**Objective:**
Copy out all the lines exactly. Omit pictures.

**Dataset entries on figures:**
>> START

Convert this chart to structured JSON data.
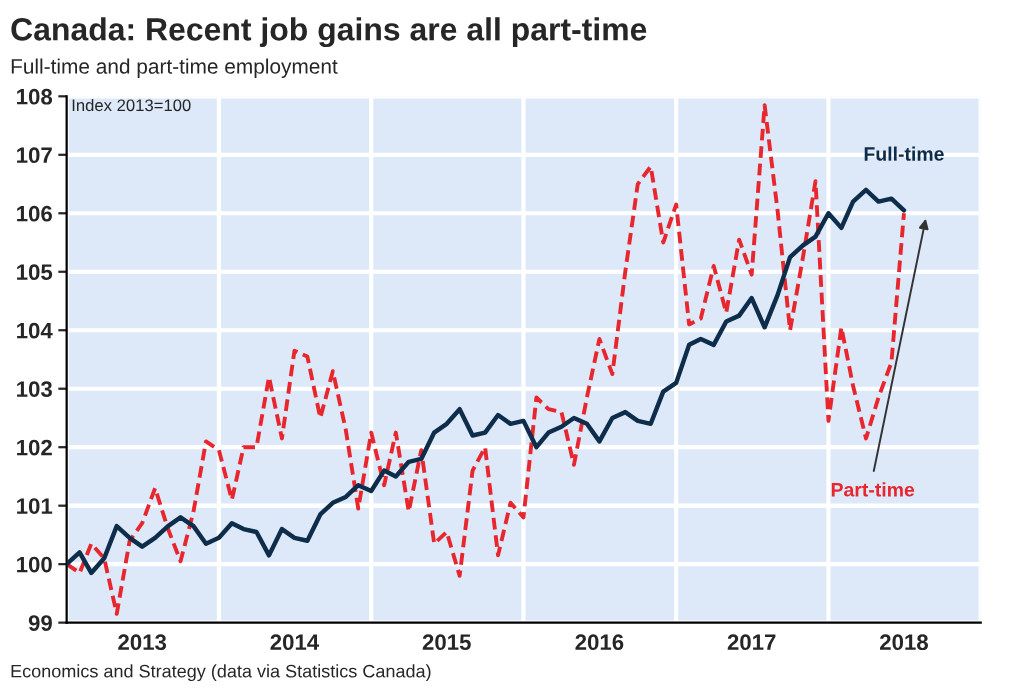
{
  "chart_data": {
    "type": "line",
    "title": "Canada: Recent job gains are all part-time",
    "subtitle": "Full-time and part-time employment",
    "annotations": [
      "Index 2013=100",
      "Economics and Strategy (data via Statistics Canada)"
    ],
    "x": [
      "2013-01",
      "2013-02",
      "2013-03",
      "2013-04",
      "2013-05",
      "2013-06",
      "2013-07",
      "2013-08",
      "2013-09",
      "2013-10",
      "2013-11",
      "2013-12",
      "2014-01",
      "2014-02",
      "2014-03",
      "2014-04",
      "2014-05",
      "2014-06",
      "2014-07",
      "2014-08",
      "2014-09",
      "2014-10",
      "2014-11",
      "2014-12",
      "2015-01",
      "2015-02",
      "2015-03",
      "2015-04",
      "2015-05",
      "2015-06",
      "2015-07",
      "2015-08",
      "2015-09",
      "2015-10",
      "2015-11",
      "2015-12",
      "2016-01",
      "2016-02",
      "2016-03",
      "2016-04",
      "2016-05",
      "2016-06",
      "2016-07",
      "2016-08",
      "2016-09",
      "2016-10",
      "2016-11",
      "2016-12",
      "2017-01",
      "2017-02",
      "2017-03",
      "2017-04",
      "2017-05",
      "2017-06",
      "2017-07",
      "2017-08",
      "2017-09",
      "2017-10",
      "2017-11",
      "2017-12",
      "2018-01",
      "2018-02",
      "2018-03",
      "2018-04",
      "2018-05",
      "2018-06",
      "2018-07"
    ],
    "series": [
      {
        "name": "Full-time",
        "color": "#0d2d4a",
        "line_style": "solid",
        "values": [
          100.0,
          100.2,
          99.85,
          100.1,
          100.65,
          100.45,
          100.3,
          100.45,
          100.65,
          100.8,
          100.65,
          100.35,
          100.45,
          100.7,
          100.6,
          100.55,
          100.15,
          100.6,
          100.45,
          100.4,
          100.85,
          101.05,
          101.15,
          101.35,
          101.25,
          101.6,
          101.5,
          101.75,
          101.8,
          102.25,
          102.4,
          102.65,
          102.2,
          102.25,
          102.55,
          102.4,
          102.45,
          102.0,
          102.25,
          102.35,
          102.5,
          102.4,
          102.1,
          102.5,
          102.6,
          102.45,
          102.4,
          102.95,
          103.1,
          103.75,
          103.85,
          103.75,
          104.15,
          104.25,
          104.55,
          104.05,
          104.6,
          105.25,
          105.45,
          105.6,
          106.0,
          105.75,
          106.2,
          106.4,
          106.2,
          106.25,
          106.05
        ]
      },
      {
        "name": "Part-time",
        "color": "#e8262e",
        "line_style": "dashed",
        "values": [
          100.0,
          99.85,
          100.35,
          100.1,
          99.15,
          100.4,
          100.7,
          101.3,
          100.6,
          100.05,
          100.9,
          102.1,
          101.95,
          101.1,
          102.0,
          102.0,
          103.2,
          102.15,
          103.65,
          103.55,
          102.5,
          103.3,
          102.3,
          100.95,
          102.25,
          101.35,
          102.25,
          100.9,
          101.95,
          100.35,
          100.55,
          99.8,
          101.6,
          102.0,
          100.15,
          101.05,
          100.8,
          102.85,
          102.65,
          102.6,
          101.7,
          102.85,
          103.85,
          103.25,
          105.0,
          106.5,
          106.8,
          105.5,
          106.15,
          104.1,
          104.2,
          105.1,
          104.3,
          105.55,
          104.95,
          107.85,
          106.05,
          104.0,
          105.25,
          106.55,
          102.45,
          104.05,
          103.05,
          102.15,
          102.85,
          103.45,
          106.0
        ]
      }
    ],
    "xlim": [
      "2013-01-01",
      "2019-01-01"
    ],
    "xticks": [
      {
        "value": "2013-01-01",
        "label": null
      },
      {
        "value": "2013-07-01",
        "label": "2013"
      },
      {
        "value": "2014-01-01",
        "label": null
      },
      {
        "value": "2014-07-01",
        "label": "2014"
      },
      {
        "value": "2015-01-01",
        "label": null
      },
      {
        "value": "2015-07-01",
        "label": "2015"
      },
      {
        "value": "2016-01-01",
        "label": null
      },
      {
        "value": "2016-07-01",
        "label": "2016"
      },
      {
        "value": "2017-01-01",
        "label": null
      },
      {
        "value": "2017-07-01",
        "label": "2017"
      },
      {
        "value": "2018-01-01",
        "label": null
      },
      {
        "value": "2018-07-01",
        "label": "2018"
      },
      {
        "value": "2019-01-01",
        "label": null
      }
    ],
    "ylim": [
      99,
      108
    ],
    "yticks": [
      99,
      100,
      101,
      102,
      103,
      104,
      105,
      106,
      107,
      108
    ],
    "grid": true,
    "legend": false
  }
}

>> END

**Result of this exercise:**
Convert this chart to structured JSON data.
{
  "chart_data": {
    "type": "line",
    "title": "Canada: Recent job gains are all part-time",
    "subtitle": "Full-time and part-time employment",
    "annotations": [
      "Index 2013=100",
      "Economics and Strategy (data via Statistics Canada)"
    ],
    "x": [
      "2013-01",
      "2013-02",
      "2013-03",
      "2013-04",
      "2013-05",
      "2013-06",
      "2013-07",
      "2013-08",
      "2013-09",
      "2013-10",
      "2013-11",
      "2013-12",
      "2014-01",
      "2014-02",
      "2014-03",
      "2014-04",
      "2014-05",
      "2014-06",
      "2014-07",
      "2014-08",
      "2014-09",
      "2014-10",
      "2014-11",
      "2014-12",
      "2015-01",
      "2015-02",
      "2015-03",
      "2015-04",
      "2015-05",
      "2015-06",
      "2015-07",
      "2015-08",
      "2015-09",
      "2015-10",
      "2015-11",
      "2015-12",
      "2016-01",
      "2016-02",
      "2016-03",
      "2016-04",
      "2016-05",
      "2016-06",
      "2016-07",
      "2016-08",
      "2016-09",
      "2016-10",
      "2016-11",
      "2016-12",
      "2017-01",
      "2017-02",
      "2017-03",
      "2017-04",
      "2017-05",
      "2017-06",
      "2017-07",
      "2017-08",
      "2017-09",
      "2017-10",
      "2017-11",
      "2017-12",
      "2018-01",
      "2018-02",
      "2018-03",
      "2018-04",
      "2018-05",
      "2018-06",
      "2018-07"
    ],
    "series": [
      {
        "name": "Full-time",
        "color": "#0d2d4a",
        "line_style": "solid",
        "values": [
          100.0,
          100.2,
          99.85,
          100.1,
          100.65,
          100.45,
          100.3,
          100.45,
          100.65,
          100.8,
          100.65,
          100.35,
          100.45,
          100.7,
          100.6,
          100.55,
          100.15,
          100.6,
          100.45,
          100.4,
          100.85,
          101.05,
          101.15,
          101.35,
          101.25,
          101.6,
          101.5,
          101.75,
          101.8,
          102.25,
          102.4,
          102.65,
          102.2,
          102.25,
          102.55,
          102.4,
          102.45,
          102.0,
          102.25,
          102.35,
          102.5,
          102.4,
          102.1,
          102.5,
          102.6,
          102.45,
          102.4,
          102.95,
          103.1,
          103.75,
          103.85,
          103.75,
          104.15,
          104.25,
          104.55,
          104.05,
          104.6,
          105.25,
          105.45,
          105.6,
          106.0,
          105.75,
          106.2,
          106.4,
          106.2,
          106.25,
          106.05
        ]
      },
      {
        "name": "Part-time",
        "color": "#e8262e",
        "line_style": "dashed",
        "values": [
          100.0,
          99.85,
          100.35,
          100.1,
          99.15,
          100.4,
          100.7,
          101.3,
          100.6,
          100.05,
          100.9,
          102.1,
          101.95,
          101.1,
          102.0,
          102.0,
          103.2,
          102.15,
          103.65,
          103.55,
          102.5,
          103.3,
          102.3,
          100.95,
          102.25,
          101.35,
          102.25,
          100.9,
          101.95,
          100.35,
          100.55,
          99.8,
          101.6,
          102.0,
          100.15,
          101.05,
          100.8,
          102.85,
          102.65,
          102.6,
          101.7,
          102.85,
          103.85,
          103.25,
          105.0,
          106.5,
          106.8,
          105.5,
          106.15,
          104.1,
          104.2,
          105.1,
          104.3,
          105.55,
          104.95,
          107.85,
          106.05,
          104.0,
          105.25,
          106.55,
          102.45,
          104.05,
          103.05,
          102.15,
          102.85,
          103.45,
          106.0
        ]
      }
    ],
    "xlim": [
      "2013-01-01",
      "2019-01-01"
    ],
    "xticks": [
      {
        "value": "2013-01-01",
        "label": null
      },
      {
        "value": "2013-07-01",
        "label": "2013"
      },
      {
        "value": "2014-01-01",
        "label": null
      },
      {
        "value": "2014-07-01",
        "label": "2014"
      },
      {
        "value": "2015-01-01",
        "label": null
      },
      {
        "value": "2015-07-01",
        "label": "2015"
      },
      {
        "value": "2016-01-01",
        "label": null
      },
      {
        "value": "2016-07-01",
        "label": "2016"
      },
      {
        "value": "2017-01-01",
        "label": null
      },
      {
        "value": "2017-07-01",
        "label": "2017"
      },
      {
        "value": "2018-01-01",
        "label": null
      },
      {
        "value": "2018-07-01",
        "label": "2018"
      },
      {
        "value": "2019-01-01",
        "label": null
      }
    ],
    "ylim": [
      99,
      108
    ],
    "yticks": [
      99,
      100,
      101,
      102,
      103,
      104,
      105,
      106,
      107,
      108
    ],
    "grid": true,
    "legend": false
  }
}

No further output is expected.